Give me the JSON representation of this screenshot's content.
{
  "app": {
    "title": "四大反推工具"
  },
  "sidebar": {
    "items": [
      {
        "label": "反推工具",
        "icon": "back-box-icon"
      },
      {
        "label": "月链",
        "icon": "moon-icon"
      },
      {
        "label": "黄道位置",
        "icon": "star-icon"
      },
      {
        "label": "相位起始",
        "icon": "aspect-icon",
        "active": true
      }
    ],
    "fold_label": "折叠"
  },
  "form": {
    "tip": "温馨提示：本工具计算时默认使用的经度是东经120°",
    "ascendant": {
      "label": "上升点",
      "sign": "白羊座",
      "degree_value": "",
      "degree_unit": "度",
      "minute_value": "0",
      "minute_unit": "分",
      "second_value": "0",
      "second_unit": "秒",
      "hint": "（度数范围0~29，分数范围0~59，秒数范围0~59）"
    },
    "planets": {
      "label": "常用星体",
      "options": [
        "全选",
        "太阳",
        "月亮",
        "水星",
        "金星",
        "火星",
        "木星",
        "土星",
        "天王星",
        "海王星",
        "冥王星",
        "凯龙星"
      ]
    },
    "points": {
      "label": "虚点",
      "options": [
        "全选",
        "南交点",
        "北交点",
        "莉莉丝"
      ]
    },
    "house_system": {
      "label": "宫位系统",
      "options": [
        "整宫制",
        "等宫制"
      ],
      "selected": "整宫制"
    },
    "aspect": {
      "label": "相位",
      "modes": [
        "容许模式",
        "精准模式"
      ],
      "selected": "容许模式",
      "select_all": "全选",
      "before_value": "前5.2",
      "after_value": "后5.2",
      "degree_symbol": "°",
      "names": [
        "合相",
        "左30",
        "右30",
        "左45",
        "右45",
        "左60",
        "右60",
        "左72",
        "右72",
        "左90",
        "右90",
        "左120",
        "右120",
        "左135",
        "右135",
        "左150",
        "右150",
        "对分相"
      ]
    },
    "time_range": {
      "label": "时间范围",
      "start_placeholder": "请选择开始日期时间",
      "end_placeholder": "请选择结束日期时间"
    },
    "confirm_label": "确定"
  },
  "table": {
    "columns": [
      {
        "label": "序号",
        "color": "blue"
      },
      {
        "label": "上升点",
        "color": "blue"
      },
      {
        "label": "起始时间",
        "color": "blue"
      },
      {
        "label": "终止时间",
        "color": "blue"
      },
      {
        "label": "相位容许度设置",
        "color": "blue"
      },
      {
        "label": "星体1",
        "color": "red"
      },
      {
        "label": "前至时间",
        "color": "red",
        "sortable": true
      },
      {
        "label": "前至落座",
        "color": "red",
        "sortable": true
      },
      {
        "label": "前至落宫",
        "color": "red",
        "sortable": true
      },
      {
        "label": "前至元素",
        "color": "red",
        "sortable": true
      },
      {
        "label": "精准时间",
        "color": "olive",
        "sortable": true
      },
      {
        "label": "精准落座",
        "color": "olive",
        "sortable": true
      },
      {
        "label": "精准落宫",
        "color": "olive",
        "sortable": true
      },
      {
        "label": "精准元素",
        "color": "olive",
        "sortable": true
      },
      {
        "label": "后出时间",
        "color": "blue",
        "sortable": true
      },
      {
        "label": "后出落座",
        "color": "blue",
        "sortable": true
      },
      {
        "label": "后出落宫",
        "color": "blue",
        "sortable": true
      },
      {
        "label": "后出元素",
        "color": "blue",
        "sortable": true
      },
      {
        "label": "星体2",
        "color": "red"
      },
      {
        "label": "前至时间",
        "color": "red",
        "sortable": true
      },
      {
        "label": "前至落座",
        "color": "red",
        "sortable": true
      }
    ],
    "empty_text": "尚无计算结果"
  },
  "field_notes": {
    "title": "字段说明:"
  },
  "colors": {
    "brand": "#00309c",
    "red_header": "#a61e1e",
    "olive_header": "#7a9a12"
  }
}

====================

AIM OF THE EXERCISE:
Write out all the lines again, exactly as they are.

TASK RESULT:
Give me the JSON representation of this screenshot's content.
{
  "app": {
    "title": "四大反推工具"
  },
  "sidebar": {
    "items": [
      {
        "label": "反推工具",
        "icon": "back-box-icon"
      },
      {
        "label": "月链",
        "icon": "moon-icon"
      },
      {
        "label": "黄道位置",
        "icon": "star-icon"
      },
      {
        "label": "相位起始",
        "icon": "aspect-icon",
        "active": true
      }
    ],
    "fold_label": "折叠"
  },
  "form": {
    "tip": "温馨提示：本工具计算时默认使用的经度是东经120°",
    "ascendant": {
      "label": "上升点",
      "sign": "白羊座",
      "degree_value": "",
      "degree_unit": "度",
      "minute_value": "0",
      "minute_unit": "分",
      "second_value": "0",
      "second_unit": "秒",
      "hint": "（度数范围0~29，分数范围0~59，秒数范围0~59）"
    },
    "planets": {
      "label": "常用星体",
      "options": [
        "全选",
        "太阳",
        "月亮",
        "水星",
        "金星",
        "火星",
        "木星",
        "土星",
        "天王星",
        "海王星",
        "冥王星",
        "凯龙星"
      ]
    },
    "points": {
      "label": "虚点",
      "options": [
        "全选",
        "南交点",
        "北交点",
        "莉莉丝"
      ]
    },
    "house_system": {
      "label": "宫位系统",
      "options": [
        "整宫制",
        "等宫制"
      ],
      "selected": "整宫制"
    },
    "aspect": {
      "label": "相位",
      "modes": [
        "容许模式",
        "精准模式"
      ],
      "selected": "容许模式",
      "select_all": "全选",
      "before_value": "前5.2",
      "after_value": "后5.2",
      "degree_symbol": "°",
      "names": [
        "合相",
        "左30",
        "右30",
        "左45",
        "右45",
        "左60",
        "右60",
        "左72",
        "右72",
        "左90",
        "右90",
        "左120",
        "右120",
        "左135",
        "右135",
        "左150",
        "右150",
        "对分相"
      ]
    },
    "time_range": {
      "label": "时间范围",
      "start_placeholder": "请选择开始日期时间",
      "end_placeholder": "请选择结束日期时间"
    },
    "confirm_label": "确定"
  },
  "table": {
    "columns": [
      {
        "label": "序号",
        "color": "blue"
      },
      {
        "label": "上升点",
        "color": "blue"
      },
      {
        "label": "起始时间",
        "color": "blue"
      },
      {
        "label": "终止时间",
        "color": "blue"
      },
      {
        "label": "相位容许度设置",
        "color": "blue"
      },
      {
        "label": "星体1",
        "color": "red"
      },
      {
        "label": "前至时间",
        "color": "red",
        "sortable": true
      },
      {
        "label": "前至落座",
        "color": "red",
        "sortable": true
      },
      {
        "label": "前至落宫",
        "color": "red",
        "sortable": true
      },
      {
        "label": "前至元素",
        "color": "red",
        "sortable": true
      },
      {
        "label": "精准时间",
        "color": "olive",
        "sortable": true
      },
      {
        "label": "精准落座",
        "color": "olive",
        "sortable": true
      },
      {
        "label": "精准落宫",
        "color": "olive",
        "sortable": true
      },
      {
        "label": "精准元素",
        "color": "olive",
        "sortable": true
      },
      {
        "label": "后出时间",
        "color": "blue",
        "sortable": true
      },
      {
        "label": "后出落座",
        "color": "blue",
        "sortable": true
      },
      {
        "label": "后出落宫",
        "color": "blue",
        "sortable": true
      },
      {
        "label": "后出元素",
        "color": "blue",
        "sortable": true
      },
      {
        "label": "星体2",
        "color": "red"
      },
      {
        "label": "前至时间",
        "color": "red",
        "sortable": true
      },
      {
        "label": "前至落座",
        "color": "red",
        "sortable": true
      }
    ],
    "empty_text": "尚无计算结果"
  },
  "field_notes": {
    "title": "字段说明:"
  },
  "colors": {
    "brand": "#00309c",
    "red_header": "#a61e1e",
    "olive_header": "#7a9a12"
  }
}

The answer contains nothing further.